• _Zadanie a_: Zwróć bez żadnych zmian wpisy od pierwszego wiersza aż po wiersz zawierający „388, 2076, 406]”, łącznie z nim.

##### Podany fragment #####

Wojciech Szczurek: W działaniach kryzysowych podstawową rolę odgrywa państwo

Taka sytuacja jak w Przewodowie powoduje mobilizację, weryfikację, czy kanały komunikacyjne rzeczywiście działają. To były prawdziwe godziny grozy – mówi Wojciech Szczurek, prezydent Gdyni.

Publikacja: 20.11.2022 13:30

Wojciech Szczurek, prezydent Gdyni

Wojciech Szczurek, prezydent Gdyni

Foto: Michał Puszczewicz

Jaka była pana pierwsza reakcja po informacji, że w Przewodowie pod Hrubieszowem spadł pocisk rosyjskiej produkcji, zabijając dwie osoby? Pana zdaniem informacje i reakcja polskiego rządu w tej sprawie były prawidłowe?

Pierwsza moja reakcja to bardzo mocne poruszenie, bo wobec nieprzewidywalności Putina, jego decyzji rozpoczęcia wojny w Ukrainie, licznych bardzo dramatycznych wydarzeń na obszarze walczącej Ukrainy, wywoływało to niepokój, czy ten konflikt nie przenosi się także na tereny państwa polskiego.

##### Podane dane #####

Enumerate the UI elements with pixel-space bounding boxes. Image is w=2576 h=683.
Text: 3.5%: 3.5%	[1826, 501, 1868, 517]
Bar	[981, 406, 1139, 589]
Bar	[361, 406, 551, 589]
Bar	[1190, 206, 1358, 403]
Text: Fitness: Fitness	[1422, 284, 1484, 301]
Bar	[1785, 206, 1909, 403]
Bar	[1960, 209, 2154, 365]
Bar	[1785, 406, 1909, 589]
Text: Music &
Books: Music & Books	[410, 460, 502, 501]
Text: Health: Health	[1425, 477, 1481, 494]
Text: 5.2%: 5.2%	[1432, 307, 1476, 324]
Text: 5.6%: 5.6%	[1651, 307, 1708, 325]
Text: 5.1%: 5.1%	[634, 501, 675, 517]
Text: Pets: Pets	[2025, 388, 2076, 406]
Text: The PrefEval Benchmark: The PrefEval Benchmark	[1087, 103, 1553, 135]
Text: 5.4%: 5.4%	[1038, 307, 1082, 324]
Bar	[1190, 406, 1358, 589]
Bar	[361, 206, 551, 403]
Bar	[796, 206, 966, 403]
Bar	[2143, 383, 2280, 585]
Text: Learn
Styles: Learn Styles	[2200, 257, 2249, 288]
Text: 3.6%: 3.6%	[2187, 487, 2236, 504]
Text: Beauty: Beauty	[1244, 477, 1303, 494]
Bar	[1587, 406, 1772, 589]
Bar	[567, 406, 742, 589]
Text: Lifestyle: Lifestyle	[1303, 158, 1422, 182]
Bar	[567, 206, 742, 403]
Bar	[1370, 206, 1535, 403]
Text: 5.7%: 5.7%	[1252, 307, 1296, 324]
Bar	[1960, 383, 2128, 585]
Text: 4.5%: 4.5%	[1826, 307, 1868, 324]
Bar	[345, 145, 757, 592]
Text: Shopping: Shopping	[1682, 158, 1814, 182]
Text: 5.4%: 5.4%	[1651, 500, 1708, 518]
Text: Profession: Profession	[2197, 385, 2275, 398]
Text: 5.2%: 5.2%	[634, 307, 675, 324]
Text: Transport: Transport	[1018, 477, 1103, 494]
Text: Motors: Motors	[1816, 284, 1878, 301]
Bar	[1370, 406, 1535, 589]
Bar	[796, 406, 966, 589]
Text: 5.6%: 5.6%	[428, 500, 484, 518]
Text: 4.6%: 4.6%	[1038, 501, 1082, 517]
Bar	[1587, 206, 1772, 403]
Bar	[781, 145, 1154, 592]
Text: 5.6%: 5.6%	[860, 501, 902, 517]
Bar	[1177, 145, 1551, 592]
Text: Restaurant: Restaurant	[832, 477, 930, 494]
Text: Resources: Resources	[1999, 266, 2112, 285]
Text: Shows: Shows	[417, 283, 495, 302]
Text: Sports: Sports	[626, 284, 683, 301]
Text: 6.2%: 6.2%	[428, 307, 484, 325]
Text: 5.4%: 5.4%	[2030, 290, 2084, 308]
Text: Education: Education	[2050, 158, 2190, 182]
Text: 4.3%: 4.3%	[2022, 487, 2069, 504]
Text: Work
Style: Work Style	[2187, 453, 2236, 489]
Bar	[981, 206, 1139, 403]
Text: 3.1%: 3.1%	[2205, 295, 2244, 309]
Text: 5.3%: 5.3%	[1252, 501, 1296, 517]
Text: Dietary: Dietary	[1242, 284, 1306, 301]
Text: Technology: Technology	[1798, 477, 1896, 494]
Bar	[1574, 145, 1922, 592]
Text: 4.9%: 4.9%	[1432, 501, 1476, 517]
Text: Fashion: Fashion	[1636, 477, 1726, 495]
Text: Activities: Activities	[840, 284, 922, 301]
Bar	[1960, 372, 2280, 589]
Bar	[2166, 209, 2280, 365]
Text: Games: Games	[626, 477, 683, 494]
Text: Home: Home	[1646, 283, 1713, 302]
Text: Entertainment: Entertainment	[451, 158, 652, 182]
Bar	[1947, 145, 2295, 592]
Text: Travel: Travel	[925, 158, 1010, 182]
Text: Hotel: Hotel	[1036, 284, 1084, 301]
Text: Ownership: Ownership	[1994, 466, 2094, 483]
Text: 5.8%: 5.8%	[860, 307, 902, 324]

#####

• _Zadanie b_: Napisz dalszy ciąg wywiadu z prezydentem Gdyni o wydarzeniach w Przewodowie.

• _Rozwiązanie a_:
Enumerate the UI elements with pixel-space bounding boxes. Image is w=2576 h=683.
Text: 3.5%: 3.5%	[1826, 501, 1868, 517]
Bar	[981, 406, 1139, 589]
Bar	[361, 406, 551, 589]
Bar	[1190, 206, 1358, 403]
Text: Fitness: Fitness	[1422, 284, 1484, 301]
Bar	[1785, 206, 1909, 403]
Bar	[1960, 209, 2154, 365]
Bar	[1785, 406, 1909, 589]
Text: Music &
Books: Music & Books	[410, 460, 502, 501]
Text: Health: Health	[1425, 477, 1481, 494]
Text: 5.2%: 5.2%	[1432, 307, 1476, 324]
Text: 5.6%: 5.6%	[1651, 307, 1708, 325]
Text: 5.1%: 5.1%	[634, 501, 675, 517]
Text: Pets: Pets	[2025, 388, 2076, 406]

• _Rozwiązanie b_:
Miałem także wiele sygnałów zaniepokojonych, czy nawet przerażonych w niektórych przypadkach, mieszkańców Gdyni. To, co w pierwszych godzinach realizował rząd, te wszystkie wystąpienia przedstawicieli władz, uznaję za prawidłowe. Były spokojne. Ale moim zdaniem były one spóźnione.

Dlaczego?

Jeżeli Polacy z polskich mediów dowiadywali się na podstawie konferencji z Pentagonu o tym zdarzeniu wcześniej niż z informacji polskiej administracji, to wyraźnie dowodzi, że komunikacja ze społeczeństwem była nieprawidłowa.

A jest to o tyle istotne, że te pierwsze godziny i oczekiwanie na stanowisko polskich władz to był czas, kiedy nakręcały się scenariusze i wyobrażenia, a w typie wojny prowadzonej przez Rosję one też dają okazję do tego, by podsycać pewne niepokoje, budować napięcie. Moim zdaniem był to błąd, że tak długo czekano z transparentnym komentarzem. Nawet jeśli nie było pewności.

Te pierwsze informacje nie były ostre, nie były jednoznaczne co do przyczyn tego wydarzenia. A reakcja, która byłaby natychmiastowa, na pewno dawałaby poczucie większego spokoju naszym obywatelom, nawet gdyby jasno padło, że nie wszystko już wiadomo.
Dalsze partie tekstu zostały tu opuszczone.